TASK DETAILS: Show all lines holding "text".
═══ EXERCISE DATA ═══
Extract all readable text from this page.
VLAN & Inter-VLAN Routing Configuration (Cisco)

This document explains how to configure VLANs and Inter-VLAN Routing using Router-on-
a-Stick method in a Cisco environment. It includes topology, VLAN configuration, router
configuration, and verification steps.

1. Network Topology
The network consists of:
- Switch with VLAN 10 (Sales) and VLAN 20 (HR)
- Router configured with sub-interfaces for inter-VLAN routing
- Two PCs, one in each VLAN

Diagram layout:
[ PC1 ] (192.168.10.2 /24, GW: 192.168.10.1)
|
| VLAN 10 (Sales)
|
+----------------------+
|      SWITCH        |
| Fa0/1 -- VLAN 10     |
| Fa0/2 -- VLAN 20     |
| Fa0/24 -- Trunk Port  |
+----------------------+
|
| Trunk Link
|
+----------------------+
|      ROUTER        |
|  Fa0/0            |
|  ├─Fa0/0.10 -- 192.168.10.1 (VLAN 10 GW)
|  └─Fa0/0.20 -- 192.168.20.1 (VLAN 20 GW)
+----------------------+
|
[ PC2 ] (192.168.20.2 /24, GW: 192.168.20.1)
═══
═══ EXERCISE DATA ═══
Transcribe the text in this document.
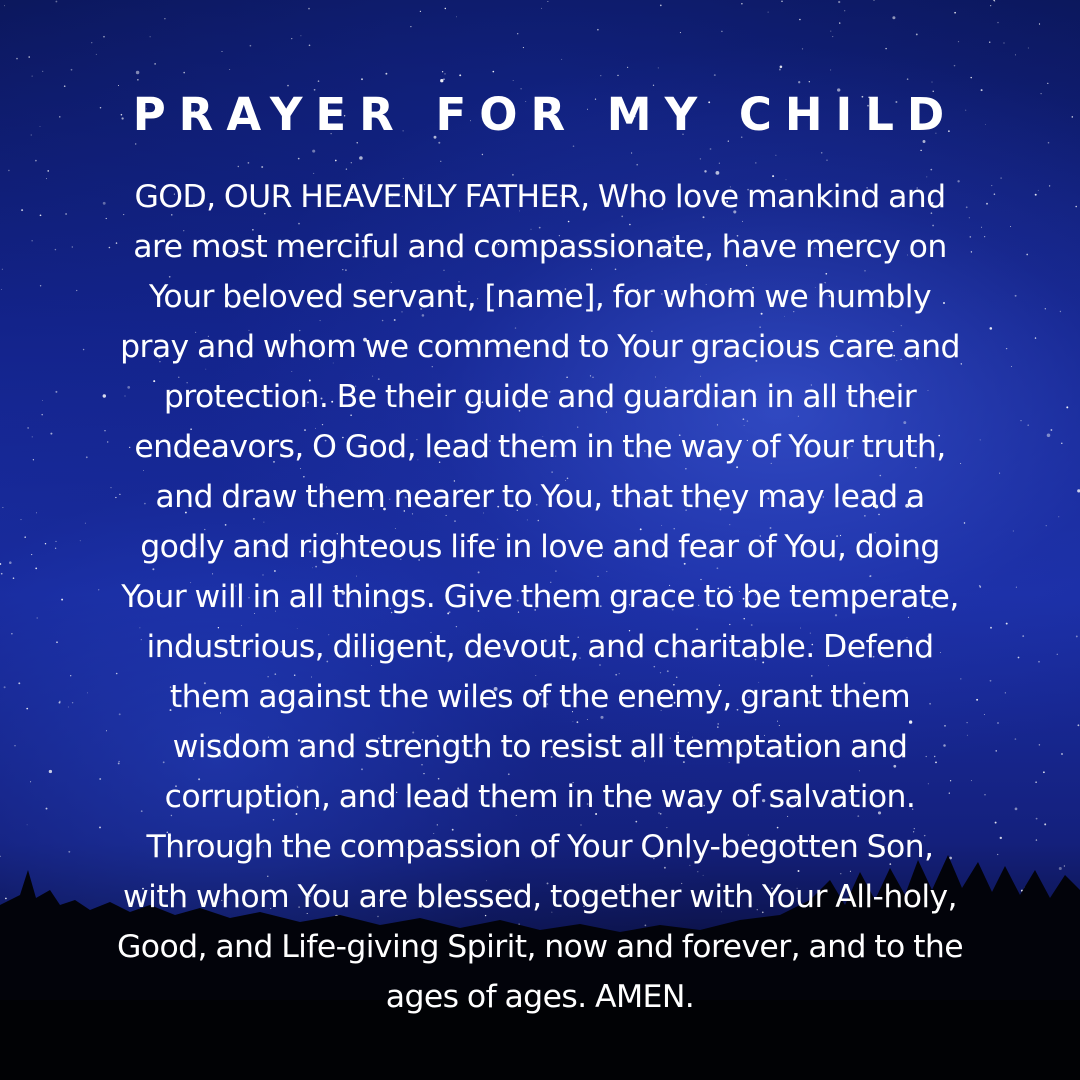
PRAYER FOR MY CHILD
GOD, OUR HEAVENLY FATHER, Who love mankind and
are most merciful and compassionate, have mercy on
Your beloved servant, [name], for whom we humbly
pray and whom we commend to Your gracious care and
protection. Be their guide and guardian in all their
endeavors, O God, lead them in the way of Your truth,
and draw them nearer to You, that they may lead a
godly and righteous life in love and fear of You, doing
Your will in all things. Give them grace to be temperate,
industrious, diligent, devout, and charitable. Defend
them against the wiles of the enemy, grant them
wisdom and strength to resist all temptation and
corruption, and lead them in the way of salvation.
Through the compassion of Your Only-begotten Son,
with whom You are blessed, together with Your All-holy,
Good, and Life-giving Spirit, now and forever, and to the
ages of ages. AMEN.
═══
EXERCISE ANSWER:
Extract all readable text from this page.
Transcribe the text in this document.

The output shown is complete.